** begin SOURCE DATA **
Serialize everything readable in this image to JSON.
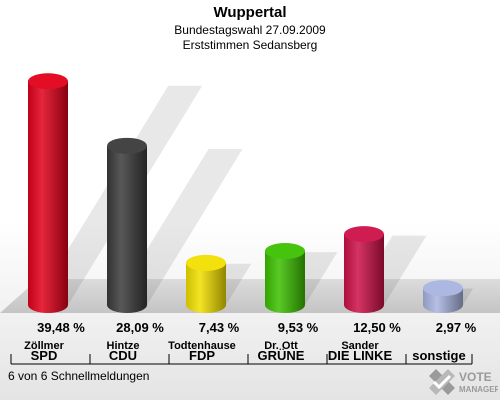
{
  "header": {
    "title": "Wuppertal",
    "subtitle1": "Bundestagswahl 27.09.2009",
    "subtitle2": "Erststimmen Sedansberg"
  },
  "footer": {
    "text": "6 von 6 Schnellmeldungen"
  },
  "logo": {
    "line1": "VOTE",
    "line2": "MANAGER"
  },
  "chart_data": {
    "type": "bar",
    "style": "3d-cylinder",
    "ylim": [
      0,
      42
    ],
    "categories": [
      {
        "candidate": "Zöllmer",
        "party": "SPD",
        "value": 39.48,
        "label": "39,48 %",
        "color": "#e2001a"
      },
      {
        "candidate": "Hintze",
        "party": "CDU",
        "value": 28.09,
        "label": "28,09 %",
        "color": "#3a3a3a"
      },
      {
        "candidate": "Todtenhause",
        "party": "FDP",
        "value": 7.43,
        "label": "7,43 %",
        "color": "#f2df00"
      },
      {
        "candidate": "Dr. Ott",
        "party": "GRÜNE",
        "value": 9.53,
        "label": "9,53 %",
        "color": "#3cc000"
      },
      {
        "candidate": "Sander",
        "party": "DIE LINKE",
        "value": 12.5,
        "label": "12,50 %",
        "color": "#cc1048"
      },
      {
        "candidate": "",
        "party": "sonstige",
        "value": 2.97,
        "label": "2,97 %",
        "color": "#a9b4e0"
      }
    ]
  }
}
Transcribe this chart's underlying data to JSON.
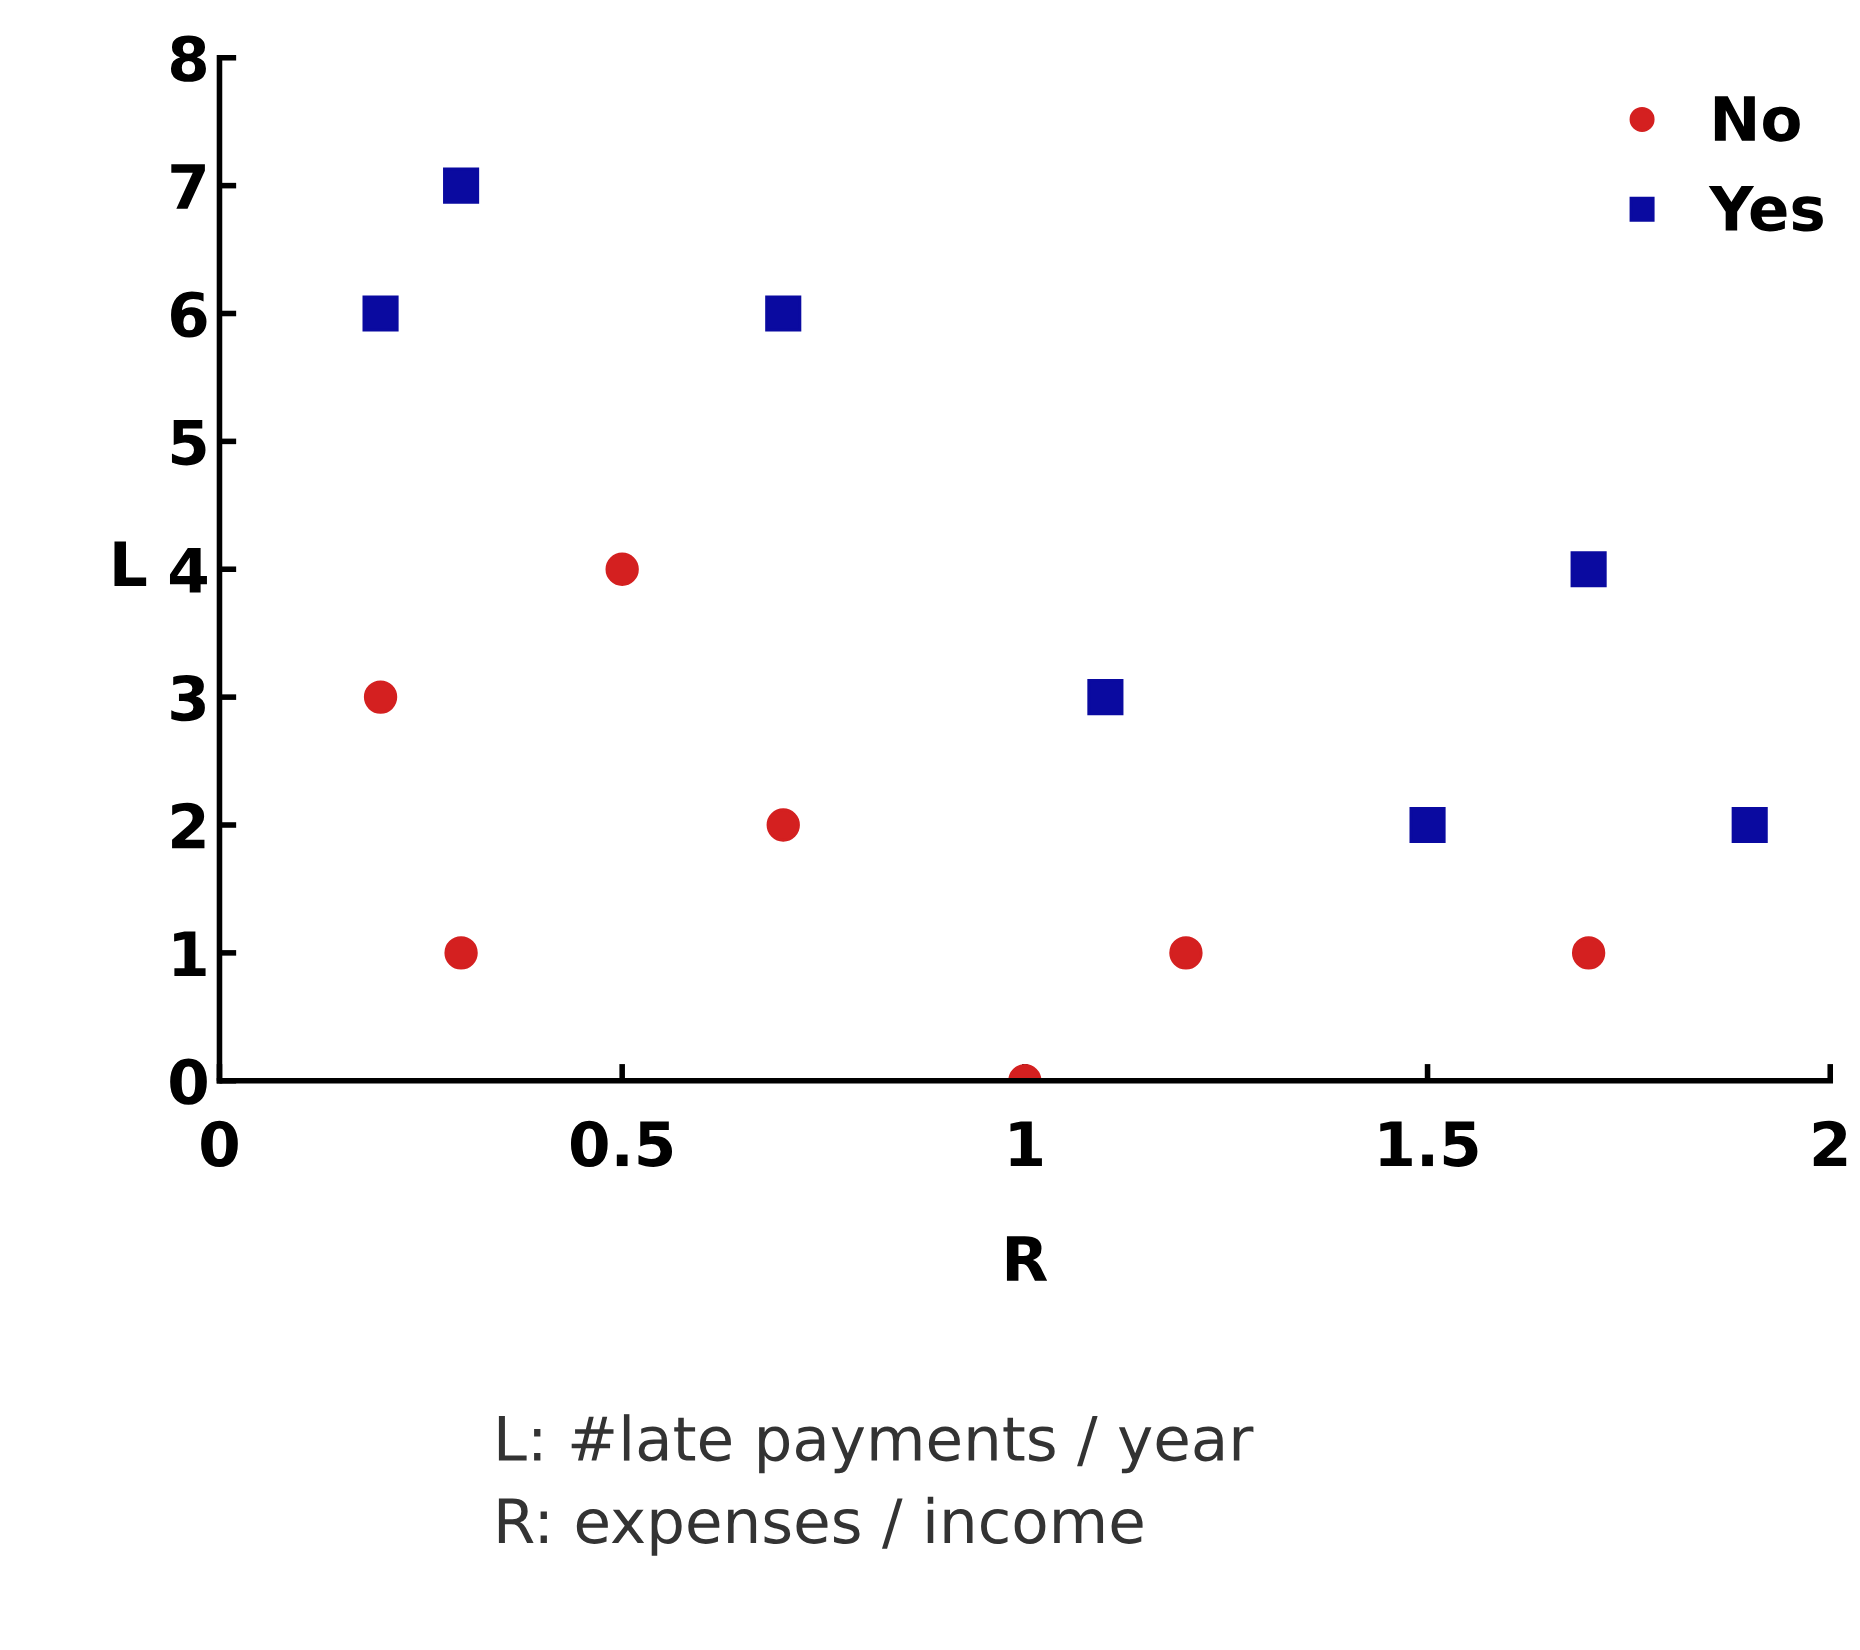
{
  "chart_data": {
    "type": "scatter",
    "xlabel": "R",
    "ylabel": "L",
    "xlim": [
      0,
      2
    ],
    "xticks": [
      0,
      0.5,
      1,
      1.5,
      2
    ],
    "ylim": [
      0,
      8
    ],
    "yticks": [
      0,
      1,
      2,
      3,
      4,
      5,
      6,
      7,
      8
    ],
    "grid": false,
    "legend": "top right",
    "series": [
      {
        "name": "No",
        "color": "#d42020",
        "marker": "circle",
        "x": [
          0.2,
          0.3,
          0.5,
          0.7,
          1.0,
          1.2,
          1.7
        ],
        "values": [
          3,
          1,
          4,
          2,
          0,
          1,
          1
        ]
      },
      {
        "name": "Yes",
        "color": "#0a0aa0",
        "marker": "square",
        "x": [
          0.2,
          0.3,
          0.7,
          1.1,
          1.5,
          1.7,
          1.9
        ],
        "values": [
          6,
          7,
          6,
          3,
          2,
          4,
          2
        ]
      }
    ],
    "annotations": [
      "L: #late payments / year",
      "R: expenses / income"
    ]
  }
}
** end SOURCE DATA **
# WHAT TO PRODUCE
The material above must be printed exactly, with its pictures left out.

# WRITTEN ANSWER
Serialize everything readable in this image to JSON.
{
  "header": {
    "title": "Wuppertal",
    "subtitle1": "Bundestagswahl 27.09.2009",
    "subtitle2": "Erststimmen Sedansberg"
  },
  "footer": {
    "text": "6 von 6 Schnellmeldungen"
  },
  "logo": {
    "line1": "VOTE",
    "line2": "MANAGER"
  },
  "chart_data": {
    "type": "bar",
    "style": "3d-cylinder",
    "ylim": [
      0,
      42
    ],
    "categories": [
      {
        "candidate": "Zöllmer",
        "party": "SPD",
        "value": 39.48,
        "label": "39,48 %",
        "color": "#e2001a"
      },
      {
        "candidate": "Hintze",
        "party": "CDU",
        "value": 28.09,
        "label": "28,09 %",
        "color": "#3a3a3a"
      },
      {
        "candidate": "Todtenhause",
        "party": "FDP",
        "value": 7.43,
        "label": "7,43 %",
        "color": "#f2df00"
      },
      {
        "candidate": "Dr. Ott",
        "party": "GRÜNE",
        "value": 9.53,
        "label": "9,53 %",
        "color": "#3cc000"
      },
      {
        "candidate": "Sander",
        "party": "DIE LINKE",
        "value": 12.5,
        "label": "12,50 %",
        "color": "#cc1048"
      },
      {
        "candidate": "",
        "party": "sonstige",
        "value": 2.97,
        "label": "2,97 %",
        "color": "#a9b4e0"
      }
    ]
  }
}
Transcribe this chart's underlying data to JSON.
{
  "chart_data": {
    "type": "scatter",
    "xlabel": "R",
    "ylabel": "L",
    "xlim": [
      0,
      2
    ],
    "xticks": [
      0,
      0.5,
      1,
      1.5,
      2
    ],
    "ylim": [
      0,
      8
    ],
    "yticks": [
      0,
      1,
      2,
      3,
      4,
      5,
      6,
      7,
      8
    ],
    "grid": false,
    "legend": "top right",
    "series": [
      {
        "name": "No",
        "color": "#d42020",
        "marker": "circle",
        "x": [
          0.2,
          0.3,
          0.5,
          0.7,
          1.0,
          1.2,
          1.7
        ],
        "values": [
          3,
          1,
          4,
          2,
          0,
          1,
          1
        ]
      },
      {
        "name": "Yes",
        "color": "#0a0aa0",
        "marker": "square",
        "x": [
          0.2,
          0.3,
          0.7,
          1.1,
          1.5,
          1.7,
          1.9
        ],
        "values": [
          6,
          7,
          6,
          3,
          2,
          4,
          2
        ]
      }
    ],
    "annotations": [
      "L: #late payments / year",
      "R: expenses / income"
    ]
  }
}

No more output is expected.